>>>>
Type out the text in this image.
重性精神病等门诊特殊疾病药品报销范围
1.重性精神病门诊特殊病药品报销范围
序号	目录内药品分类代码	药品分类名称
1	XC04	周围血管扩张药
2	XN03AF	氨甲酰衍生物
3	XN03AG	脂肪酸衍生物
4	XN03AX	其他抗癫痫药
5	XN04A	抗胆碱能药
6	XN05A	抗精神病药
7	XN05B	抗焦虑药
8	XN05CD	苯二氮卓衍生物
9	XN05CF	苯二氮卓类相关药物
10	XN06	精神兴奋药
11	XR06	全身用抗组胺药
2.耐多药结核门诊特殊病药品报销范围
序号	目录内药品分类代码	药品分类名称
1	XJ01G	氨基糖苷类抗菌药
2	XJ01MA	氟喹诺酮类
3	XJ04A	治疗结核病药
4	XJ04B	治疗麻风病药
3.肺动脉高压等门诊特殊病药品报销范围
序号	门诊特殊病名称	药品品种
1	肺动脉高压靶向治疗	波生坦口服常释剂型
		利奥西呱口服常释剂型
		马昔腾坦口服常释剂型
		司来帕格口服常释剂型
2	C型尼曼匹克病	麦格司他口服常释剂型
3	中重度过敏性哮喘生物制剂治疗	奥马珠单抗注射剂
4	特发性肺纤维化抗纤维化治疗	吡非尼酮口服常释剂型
<<<<
From the records above, extract each line exactly as shown.

[Problem solution]
Type out the text in this image.
重性精神病等门诊特殊疾病药品报销范围
1.重性精神病门诊特殊病药品报销范围
序号	目录内药品分类代码	药品分类名称
1	XC04	周围血管扩张药
2	XN03AF	氨甲酰衍生物
3	XN03AG	脂肪酸衍生物
4	XN03AX	其他抗癫痫药
5	XN04A	抗胆碱能药
6	XN05A	抗精神病药
7	XN05B	抗焦虑药
8	XN05CD	苯二氮卓衍生物
9	XN05CF	苯二氮卓类相关药物
10	XN06	精神兴奋药
11	XR06	全身用抗组胺药
2.耐多药结核门诊特殊病药品报销范围
序号	目录内药品分类代码	药品分类名称
1	XJ01G	氨基糖苷类抗菌药
2	XJ01MA	氟喹诺酮类
3	XJ04A	治疗结核病药
4	XJ04B	治疗麻风病药
3.肺动脉高压等门诊特殊病药品报销范围
序号	门诊特殊病名称	药品品种
1	肺动脉高压靶向治疗	波生坦口服常释剂型
		利奥西呱口服常释剂型
		马昔腾坦口服常释剂型
		司来帕格口服常释剂型
2	C型尼曼匹克病	麦格司他口服常释剂型
3	中重度过敏性哮喘生物制剂治疗	奥马珠单抗注射剂
4	特发性肺纤维化抗纤维化治疗	吡非尼酮口服常释剂型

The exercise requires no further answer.